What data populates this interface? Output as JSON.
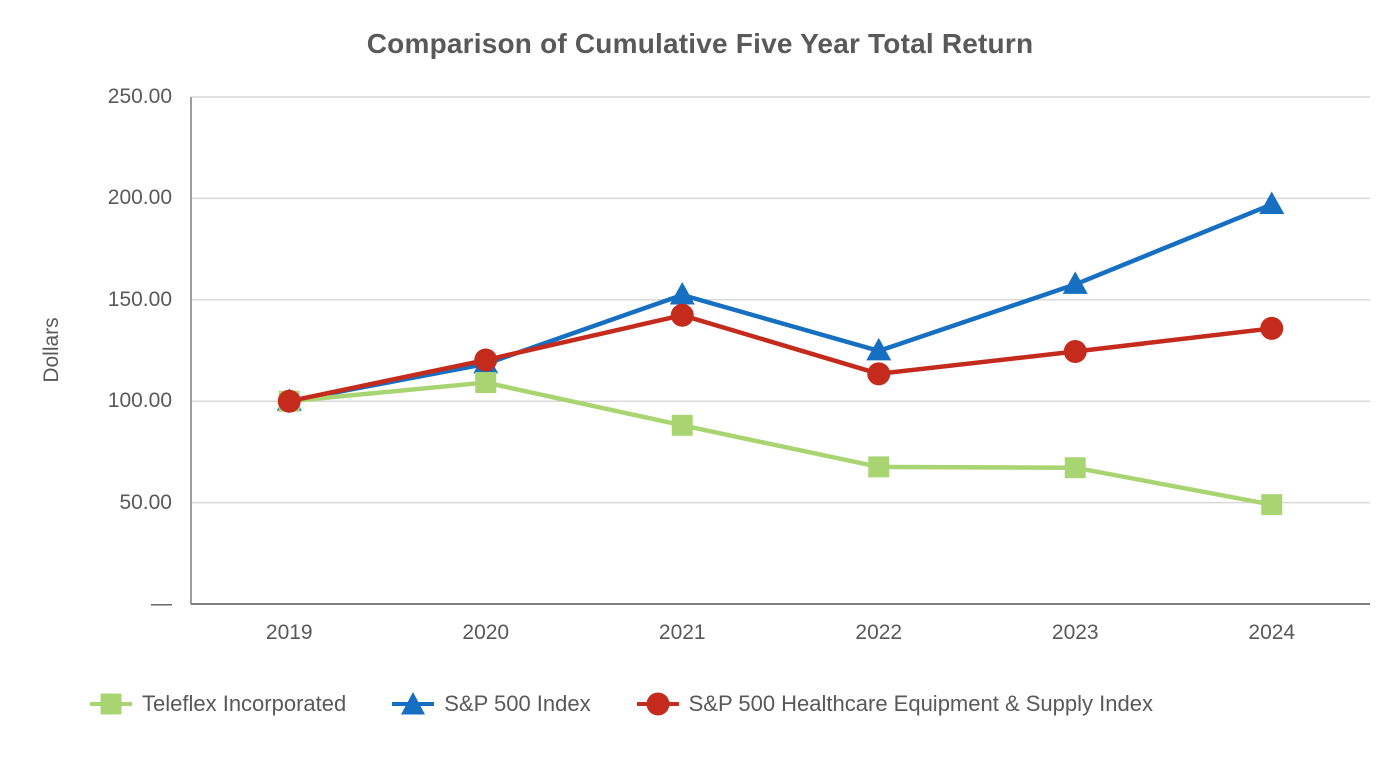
{
  "style": {
    "background": "#FFFFFF",
    "text_color": "#595959",
    "gridline_color": "#D9D9D9",
    "axis_color": "#7F7F7F"
  },
  "chart_data": {
    "type": "line",
    "title": "Comparison of Cumulative Five Year Total Return",
    "ylabel": "Dollars",
    "xlabel": "",
    "categories": [
      "2019",
      "2020",
      "2021",
      "2022",
      "2023",
      "2024"
    ],
    "series": [
      {
        "name": "Teleflex Incorporated",
        "color": "#A8D572",
        "marker": "square",
        "values": [
          100.0,
          109.2,
          88.1,
          67.6,
          67.2,
          49.0
        ]
      },
      {
        "name": "S&P 500 Index",
        "color": "#176FC1",
        "marker": "triangle",
        "values": [
          100.0,
          118.4,
          152.39,
          124.79,
          157.59,
          197.02
        ]
      },
      {
        "name": "S&P 500 Healthcare Equipment & Supply Index",
        "color": "#C42B1C",
        "marker": "circle",
        "values": [
          100.0,
          120.3,
          142.4,
          113.5,
          124.5,
          135.9
        ]
      }
    ],
    "y_ticks": [
      {
        "value": 250,
        "label": "250.00"
      },
      {
        "value": 200,
        "label": "200.00"
      },
      {
        "value": 150,
        "label": "150.00"
      },
      {
        "value": 100,
        "label": "100.00"
      },
      {
        "value": 50,
        "label": "50.00"
      },
      {
        "value": 0,
        "label": "—"
      }
    ],
    "ylim": [
      0,
      250
    ],
    "grid": true,
    "legend_position": "bottom",
    "draw_order": [
      1,
      0,
      2
    ]
  }
}
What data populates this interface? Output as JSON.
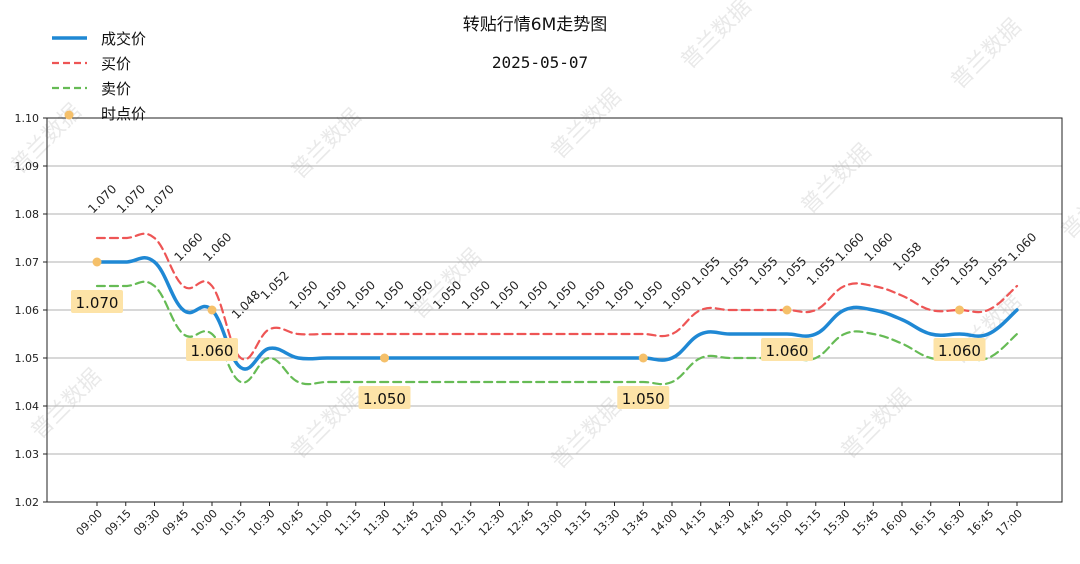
{
  "chart_data": {
    "type": "line",
    "title": "转贴行情6M走势图",
    "subtitle": "2025-05-07",
    "watermark": "普兰数据",
    "ylim": [
      1.02,
      1.1
    ],
    "yticks": [
      "1.02",
      "1.03",
      "1.04",
      "1.05",
      "1.06",
      "1.07",
      "1.08",
      "1.09",
      "1.10"
    ],
    "categories": [
      "09:00",
      "09:15",
      "09:30",
      "09:45",
      "10:00",
      "10:15",
      "10:30",
      "10:45",
      "11:00",
      "11:15",
      "11:30",
      "11:45",
      "12:00",
      "12:15",
      "12:30",
      "12:45",
      "13:00",
      "13:15",
      "13:30",
      "13:45",
      "14:00",
      "14:15",
      "14:30",
      "14:45",
      "15:00",
      "15:15",
      "15:30",
      "15:45",
      "16:00",
      "16:15",
      "16:30",
      "16:45",
      "17:00"
    ],
    "series": [
      {
        "name": "成交价",
        "color": "#1f88d4",
        "style": "solid",
        "values": [
          1.07,
          1.07,
          1.07,
          1.06,
          1.06,
          1.048,
          1.052,
          1.05,
          1.05,
          1.05,
          1.05,
          1.05,
          1.05,
          1.05,
          1.05,
          1.05,
          1.05,
          1.05,
          1.05,
          1.05,
          1.05,
          1.055,
          1.055,
          1.055,
          1.055,
          1.055,
          1.06,
          1.06,
          1.058,
          1.055,
          1.055,
          1.055,
          1.06
        ]
      },
      {
        "name": "买价",
        "color": "#ee5555",
        "style": "dashed",
        "values": [
          1.075,
          1.075,
          1.075,
          1.065,
          1.065,
          1.05,
          1.056,
          1.055,
          1.055,
          1.055,
          1.055,
          1.055,
          1.055,
          1.055,
          1.055,
          1.055,
          1.055,
          1.055,
          1.055,
          1.055,
          1.055,
          1.06,
          1.06,
          1.06,
          1.06,
          1.06,
          1.065,
          1.065,
          1.063,
          1.06,
          1.06,
          1.06,
          1.065
        ]
      },
      {
        "name": "卖价",
        "color": "#66bb55",
        "style": "dashed",
        "values": [
          1.065,
          1.065,
          1.065,
          1.055,
          1.055,
          1.045,
          1.05,
          1.045,
          1.045,
          1.045,
          1.045,
          1.045,
          1.045,
          1.045,
          1.045,
          1.045,
          1.045,
          1.045,
          1.045,
          1.045,
          1.045,
          1.05,
          1.05,
          1.05,
          1.05,
          1.05,
          1.055,
          1.055,
          1.053,
          1.05,
          1.05,
          1.05,
          1.055
        ]
      }
    ],
    "data_labels": [
      "1.070",
      "1.070",
      "1.070",
      "1.060",
      "1.060",
      "1.048",
      "1.052",
      "1.050",
      "1.050",
      "1.050",
      "1.050",
      "1.050",
      "1.050",
      "1.050",
      "1.050",
      "1.050",
      "1.050",
      "1.050",
      "1.050",
      "1.050",
      "1.050",
      "1.055",
      "1.055",
      "1.055",
      "1.055",
      "1.055",
      "1.060",
      "1.060",
      "1.058",
      "1.055",
      "1.055",
      "1.055",
      "1.060"
    ],
    "point_price": {
      "name": "时点价",
      "color": "#f5c06a",
      "points": [
        {
          "category": "09:00",
          "value": 1.07,
          "label": "1.070"
        },
        {
          "category": "10:00",
          "value": 1.06,
          "label": "1.060"
        },
        {
          "category": "11:30",
          "value": 1.05,
          "label": "1.050"
        },
        {
          "category": "13:45",
          "value": 1.05,
          "label": "1.050"
        },
        {
          "category": "15:00",
          "value": 1.06,
          "label": "1.060"
        },
        {
          "category": "16:30",
          "value": 1.06,
          "label": "1.060"
        }
      ]
    },
    "legend": {
      "position": "top-left",
      "items": [
        {
          "label": "成交价",
          "color": "#1f88d4",
          "style": "solid"
        },
        {
          "label": "买价",
          "color": "#ee5555",
          "style": "dashed"
        },
        {
          "label": "卖价",
          "color": "#66bb55",
          "style": "dashed"
        },
        {
          "label": "时点价",
          "color": "#f5c06a",
          "style": "marker"
        }
      ]
    },
    "grid": true,
    "annotation_bg": "#fde3a7"
  }
}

* * *

# GIVEN EXERCISE:
Every record above must be given again exactly; drop the pictures.

# RESULT OF THIS EXERCISE:
What data populates this interface? Output as JSON.
{
  "style": {
    "background": "#FFFFFF",
    "text_color": "#595959",
    "gridline_color": "#D9D9D9",
    "axis_color": "#7F7F7F"
  },
  "chart_data": {
    "type": "line",
    "title": "Comparison of Cumulative Five Year Total Return",
    "ylabel": "Dollars",
    "xlabel": "",
    "categories": [
      "2019",
      "2020",
      "2021",
      "2022",
      "2023",
      "2024"
    ],
    "series": [
      {
        "name": "Teleflex Incorporated",
        "color": "#A8D572",
        "marker": "square",
        "values": [
          100.0,
          109.2,
          88.1,
          67.6,
          67.2,
          49.0
        ]
      },
      {
        "name": "S&P 500 Index",
        "color": "#176FC1",
        "marker": "triangle",
        "values": [
          100.0,
          118.4,
          152.39,
          124.79,
          157.59,
          197.02
        ]
      },
      {
        "name": "S&P 500 Healthcare Equipment & Supply Index",
        "color": "#C42B1C",
        "marker": "circle",
        "values": [
          100.0,
          120.3,
          142.4,
          113.5,
          124.5,
          135.9
        ]
      }
    ],
    "y_ticks": [
      {
        "value": 250,
        "label": "250.00"
      },
      {
        "value": 200,
        "label": "200.00"
      },
      {
        "value": 150,
        "label": "150.00"
      },
      {
        "value": 100,
        "label": "100.00"
      },
      {
        "value": 50,
        "label": "50.00"
      },
      {
        "value": 0,
        "label": "—"
      }
    ],
    "ylim": [
      0,
      250
    ],
    "grid": true,
    "legend_position": "bottom",
    "draw_order": [
      1,
      0,
      2
    ]
  }
}
What data populates this interface? Output as JSON.
{
  "chart_data": {
    "type": "line",
    "title": "转贴行情6M走势图",
    "subtitle": "2025-05-07",
    "watermark": "普兰数据",
    "ylim": [
      1.02,
      1.1
    ],
    "yticks": [
      "1.02",
      "1.03",
      "1.04",
      "1.05",
      "1.06",
      "1.07",
      "1.08",
      "1.09",
      "1.10"
    ],
    "categories": [
      "09:00",
      "09:15",
      "09:30",
      "09:45",
      "10:00",
      "10:15",
      "10:30",
      "10:45",
      "11:00",
      "11:15",
      "11:30",
      "11:45",
      "12:00",
      "12:15",
      "12:30",
      "12:45",
      "13:00",
      "13:15",
      "13:30",
      "13:45",
      "14:00",
      "14:15",
      "14:30",
      "14:45",
      "15:00",
      "15:15",
      "15:30",
      "15:45",
      "16:00",
      "16:15",
      "16:30",
      "16:45",
      "17:00"
    ],
    "series": [
      {
        "name": "成交价",
        "color": "#1f88d4",
        "style": "solid",
        "values": [
          1.07,
          1.07,
          1.07,
          1.06,
          1.06,
          1.048,
          1.052,
          1.05,
          1.05,
          1.05,
          1.05,
          1.05,
          1.05,
          1.05,
          1.05,
          1.05,
          1.05,
          1.05,
          1.05,
          1.05,
          1.05,
          1.055,
          1.055,
          1.055,
          1.055,
          1.055,
          1.06,
          1.06,
          1.058,
          1.055,
          1.055,
          1.055,
          1.06
        ]
      },
      {
        "name": "买价",
        "color": "#ee5555",
        "style": "dashed",
        "values": [
          1.075,
          1.075,
          1.075,
          1.065,
          1.065,
          1.05,
          1.056,
          1.055,
          1.055,
          1.055,
          1.055,
          1.055,
          1.055,
          1.055,
          1.055,
          1.055,
          1.055,
          1.055,
          1.055,
          1.055,
          1.055,
          1.06,
          1.06,
          1.06,
          1.06,
          1.06,
          1.065,
          1.065,
          1.063,
          1.06,
          1.06,
          1.06,
          1.065
        ]
      },
      {
        "name": "卖价",
        "color": "#66bb55",
        "style": "dashed",
        "values": [
          1.065,
          1.065,
          1.065,
          1.055,
          1.055,
          1.045,
          1.05,
          1.045,
          1.045,
          1.045,
          1.045,
          1.045,
          1.045,
          1.045,
          1.045,
          1.045,
          1.045,
          1.045,
          1.045,
          1.045,
          1.045,
          1.05,
          1.05,
          1.05,
          1.05,
          1.05,
          1.055,
          1.055,
          1.053,
          1.05,
          1.05,
          1.05,
          1.055
        ]
      }
    ],
    "data_labels": [
      "1.070",
      "1.070",
      "1.070",
      "1.060",
      "1.060",
      "1.048",
      "1.052",
      "1.050",
      "1.050",
      "1.050",
      "1.050",
      "1.050",
      "1.050",
      "1.050",
      "1.050",
      "1.050",
      "1.050",
      "1.050",
      "1.050",
      "1.050",
      "1.050",
      "1.055",
      "1.055",
      "1.055",
      "1.055",
      "1.055",
      "1.060",
      "1.060",
      "1.058",
      "1.055",
      "1.055",
      "1.055",
      "1.060"
    ],
    "point_price": {
      "name": "时点价",
      "color": "#f5c06a",
      "points": [
        {
          "category": "09:00",
          "value": 1.07,
          "label": "1.070"
        },
        {
          "category": "10:00",
          "value": 1.06,
          "label": "1.060"
        },
        {
          "category": "11:30",
          "value": 1.05,
          "label": "1.050"
        },
        {
          "category": "13:45",
          "value": 1.05,
          "label": "1.050"
        },
        {
          "category": "15:00",
          "value": 1.06,
          "label": "1.060"
        },
        {
          "category": "16:30",
          "value": 1.06,
          "label": "1.060"
        }
      ]
    },
    "legend": {
      "position": "top-left",
      "items": [
        {
          "label": "成交价",
          "color": "#1f88d4",
          "style": "solid"
        },
        {
          "label": "买价",
          "color": "#ee5555",
          "style": "dashed"
        },
        {
          "label": "卖价",
          "color": "#66bb55",
          "style": "dashed"
        },
        {
          "label": "时点价",
          "color": "#f5c06a",
          "style": "marker"
        }
      ]
    },
    "grid": true,
    "annotation_bg": "#fde3a7"
  }
}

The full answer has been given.